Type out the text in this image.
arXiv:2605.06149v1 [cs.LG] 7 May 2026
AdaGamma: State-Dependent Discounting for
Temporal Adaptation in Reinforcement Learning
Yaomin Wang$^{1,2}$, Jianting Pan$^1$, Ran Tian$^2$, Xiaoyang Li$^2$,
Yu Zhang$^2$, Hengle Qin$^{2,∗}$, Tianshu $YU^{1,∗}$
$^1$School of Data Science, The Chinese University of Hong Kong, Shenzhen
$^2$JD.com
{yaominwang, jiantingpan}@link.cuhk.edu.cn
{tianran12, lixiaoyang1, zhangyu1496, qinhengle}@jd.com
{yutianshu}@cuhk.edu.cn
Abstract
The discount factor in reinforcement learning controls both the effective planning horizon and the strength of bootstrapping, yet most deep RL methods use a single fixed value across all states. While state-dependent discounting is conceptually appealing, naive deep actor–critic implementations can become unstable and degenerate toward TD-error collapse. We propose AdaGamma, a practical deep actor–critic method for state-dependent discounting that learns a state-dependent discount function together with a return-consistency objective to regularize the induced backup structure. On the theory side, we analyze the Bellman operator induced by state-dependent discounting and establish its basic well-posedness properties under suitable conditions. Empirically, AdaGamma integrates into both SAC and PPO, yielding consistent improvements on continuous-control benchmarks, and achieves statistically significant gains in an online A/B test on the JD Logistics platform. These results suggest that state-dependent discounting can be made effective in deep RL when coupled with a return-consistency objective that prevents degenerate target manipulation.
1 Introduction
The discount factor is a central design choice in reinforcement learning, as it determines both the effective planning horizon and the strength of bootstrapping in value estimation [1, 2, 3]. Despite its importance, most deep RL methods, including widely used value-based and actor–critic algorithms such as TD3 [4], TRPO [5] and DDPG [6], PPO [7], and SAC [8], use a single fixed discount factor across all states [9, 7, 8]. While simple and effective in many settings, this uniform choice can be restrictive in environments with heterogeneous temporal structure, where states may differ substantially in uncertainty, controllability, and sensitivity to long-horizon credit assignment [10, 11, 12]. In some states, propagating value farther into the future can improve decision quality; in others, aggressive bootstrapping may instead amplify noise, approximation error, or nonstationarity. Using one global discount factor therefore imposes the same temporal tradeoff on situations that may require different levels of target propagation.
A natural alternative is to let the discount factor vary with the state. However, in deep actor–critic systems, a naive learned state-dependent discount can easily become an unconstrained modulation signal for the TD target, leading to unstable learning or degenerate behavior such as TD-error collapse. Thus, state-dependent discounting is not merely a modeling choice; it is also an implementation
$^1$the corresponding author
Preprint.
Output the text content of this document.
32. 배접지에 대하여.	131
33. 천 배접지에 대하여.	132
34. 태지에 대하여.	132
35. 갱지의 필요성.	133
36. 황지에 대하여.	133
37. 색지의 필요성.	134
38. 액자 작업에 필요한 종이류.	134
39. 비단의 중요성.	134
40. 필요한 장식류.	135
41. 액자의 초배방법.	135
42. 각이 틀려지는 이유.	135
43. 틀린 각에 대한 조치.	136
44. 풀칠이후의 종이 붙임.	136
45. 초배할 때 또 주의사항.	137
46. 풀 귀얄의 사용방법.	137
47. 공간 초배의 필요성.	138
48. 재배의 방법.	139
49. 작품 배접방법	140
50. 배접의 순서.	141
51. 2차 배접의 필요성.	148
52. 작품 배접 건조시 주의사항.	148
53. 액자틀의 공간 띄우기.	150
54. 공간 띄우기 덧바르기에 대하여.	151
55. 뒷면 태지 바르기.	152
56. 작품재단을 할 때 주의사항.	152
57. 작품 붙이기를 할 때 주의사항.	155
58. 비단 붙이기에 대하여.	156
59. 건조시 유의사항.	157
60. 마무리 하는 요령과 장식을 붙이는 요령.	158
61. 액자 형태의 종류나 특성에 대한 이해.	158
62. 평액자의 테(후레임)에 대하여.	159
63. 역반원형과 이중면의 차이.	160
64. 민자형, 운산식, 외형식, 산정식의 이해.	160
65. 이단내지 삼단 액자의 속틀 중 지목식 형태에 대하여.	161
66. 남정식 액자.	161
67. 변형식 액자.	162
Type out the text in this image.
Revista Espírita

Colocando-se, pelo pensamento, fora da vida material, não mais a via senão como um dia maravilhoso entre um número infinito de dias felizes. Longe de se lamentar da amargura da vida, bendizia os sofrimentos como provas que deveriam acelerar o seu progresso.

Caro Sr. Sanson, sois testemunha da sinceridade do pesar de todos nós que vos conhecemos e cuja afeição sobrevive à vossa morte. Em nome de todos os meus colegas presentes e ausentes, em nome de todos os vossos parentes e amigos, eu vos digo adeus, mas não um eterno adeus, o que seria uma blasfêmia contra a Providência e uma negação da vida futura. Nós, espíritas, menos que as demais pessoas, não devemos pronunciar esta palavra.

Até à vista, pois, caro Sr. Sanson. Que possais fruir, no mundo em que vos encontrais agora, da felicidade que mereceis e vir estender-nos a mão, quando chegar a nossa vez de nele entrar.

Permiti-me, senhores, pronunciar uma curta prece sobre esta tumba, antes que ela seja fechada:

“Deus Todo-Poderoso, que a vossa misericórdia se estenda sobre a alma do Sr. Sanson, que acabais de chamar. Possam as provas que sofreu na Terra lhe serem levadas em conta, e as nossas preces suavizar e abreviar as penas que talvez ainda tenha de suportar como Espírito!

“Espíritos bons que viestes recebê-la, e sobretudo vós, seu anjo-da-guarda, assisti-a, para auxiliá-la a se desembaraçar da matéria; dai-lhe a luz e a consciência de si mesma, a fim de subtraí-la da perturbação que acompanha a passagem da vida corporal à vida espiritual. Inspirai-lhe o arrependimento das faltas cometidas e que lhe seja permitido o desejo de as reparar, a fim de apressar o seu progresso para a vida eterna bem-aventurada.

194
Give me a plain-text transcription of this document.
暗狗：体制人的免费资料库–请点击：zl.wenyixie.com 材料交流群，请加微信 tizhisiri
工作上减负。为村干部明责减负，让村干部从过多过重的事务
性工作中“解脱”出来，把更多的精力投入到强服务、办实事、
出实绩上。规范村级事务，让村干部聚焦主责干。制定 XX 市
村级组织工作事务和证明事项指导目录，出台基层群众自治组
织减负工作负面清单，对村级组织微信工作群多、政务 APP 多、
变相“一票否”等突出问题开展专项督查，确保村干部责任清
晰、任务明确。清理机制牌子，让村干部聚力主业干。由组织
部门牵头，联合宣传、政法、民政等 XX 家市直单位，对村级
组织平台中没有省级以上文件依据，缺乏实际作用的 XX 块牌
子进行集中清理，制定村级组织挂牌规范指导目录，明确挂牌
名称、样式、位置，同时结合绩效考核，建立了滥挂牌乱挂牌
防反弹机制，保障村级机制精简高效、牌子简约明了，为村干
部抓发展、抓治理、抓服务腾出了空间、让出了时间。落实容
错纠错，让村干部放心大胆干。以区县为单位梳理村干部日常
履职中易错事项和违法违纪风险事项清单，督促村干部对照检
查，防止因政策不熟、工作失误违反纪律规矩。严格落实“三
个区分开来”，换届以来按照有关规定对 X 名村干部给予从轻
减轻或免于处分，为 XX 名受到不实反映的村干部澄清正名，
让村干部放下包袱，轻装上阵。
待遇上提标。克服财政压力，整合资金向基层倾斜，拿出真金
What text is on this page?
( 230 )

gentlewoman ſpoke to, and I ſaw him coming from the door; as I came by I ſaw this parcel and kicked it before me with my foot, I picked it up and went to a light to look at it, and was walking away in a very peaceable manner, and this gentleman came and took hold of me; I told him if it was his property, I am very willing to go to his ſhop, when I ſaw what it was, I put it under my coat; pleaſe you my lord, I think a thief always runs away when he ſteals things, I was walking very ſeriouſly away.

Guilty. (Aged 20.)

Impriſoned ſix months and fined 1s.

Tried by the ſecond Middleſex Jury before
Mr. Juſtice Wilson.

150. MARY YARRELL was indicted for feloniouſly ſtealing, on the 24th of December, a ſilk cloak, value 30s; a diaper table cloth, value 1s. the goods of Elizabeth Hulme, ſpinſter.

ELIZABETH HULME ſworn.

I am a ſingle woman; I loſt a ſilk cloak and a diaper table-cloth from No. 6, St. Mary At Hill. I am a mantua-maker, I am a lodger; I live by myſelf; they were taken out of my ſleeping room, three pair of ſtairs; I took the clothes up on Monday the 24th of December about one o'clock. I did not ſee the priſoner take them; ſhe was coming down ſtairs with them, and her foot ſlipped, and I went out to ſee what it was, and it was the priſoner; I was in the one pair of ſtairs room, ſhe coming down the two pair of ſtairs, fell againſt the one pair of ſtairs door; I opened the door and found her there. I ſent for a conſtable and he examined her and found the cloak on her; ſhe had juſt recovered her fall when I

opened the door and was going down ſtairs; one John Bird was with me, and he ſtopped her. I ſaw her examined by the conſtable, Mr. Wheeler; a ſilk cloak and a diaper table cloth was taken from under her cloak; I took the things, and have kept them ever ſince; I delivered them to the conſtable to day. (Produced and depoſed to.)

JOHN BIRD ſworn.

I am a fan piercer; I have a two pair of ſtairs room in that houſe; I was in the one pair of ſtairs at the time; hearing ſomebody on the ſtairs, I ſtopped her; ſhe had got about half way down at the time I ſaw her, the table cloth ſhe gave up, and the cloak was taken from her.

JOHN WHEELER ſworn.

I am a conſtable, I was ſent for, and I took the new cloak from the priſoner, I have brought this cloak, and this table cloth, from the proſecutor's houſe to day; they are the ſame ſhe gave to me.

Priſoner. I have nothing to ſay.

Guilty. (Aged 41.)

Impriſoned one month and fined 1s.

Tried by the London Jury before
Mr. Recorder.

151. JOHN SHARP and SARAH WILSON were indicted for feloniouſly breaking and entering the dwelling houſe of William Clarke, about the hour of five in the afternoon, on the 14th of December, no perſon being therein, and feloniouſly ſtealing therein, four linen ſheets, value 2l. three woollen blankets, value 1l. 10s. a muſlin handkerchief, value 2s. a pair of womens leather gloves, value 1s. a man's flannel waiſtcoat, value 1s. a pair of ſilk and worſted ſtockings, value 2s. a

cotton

-------------------------

### [PROBLEM TO SOLVE]
Gather each line in these records that contains the string "주의사항".

### [WRITTEN RESPONSE]
45. 초배할 때 또 주의사항.	137
52. 작품 배접 건조시 주의사항.	148
56. 작품재단을 할 때 주의사항.	152
57. 작품 붙이기를 할 때 주의사항.	155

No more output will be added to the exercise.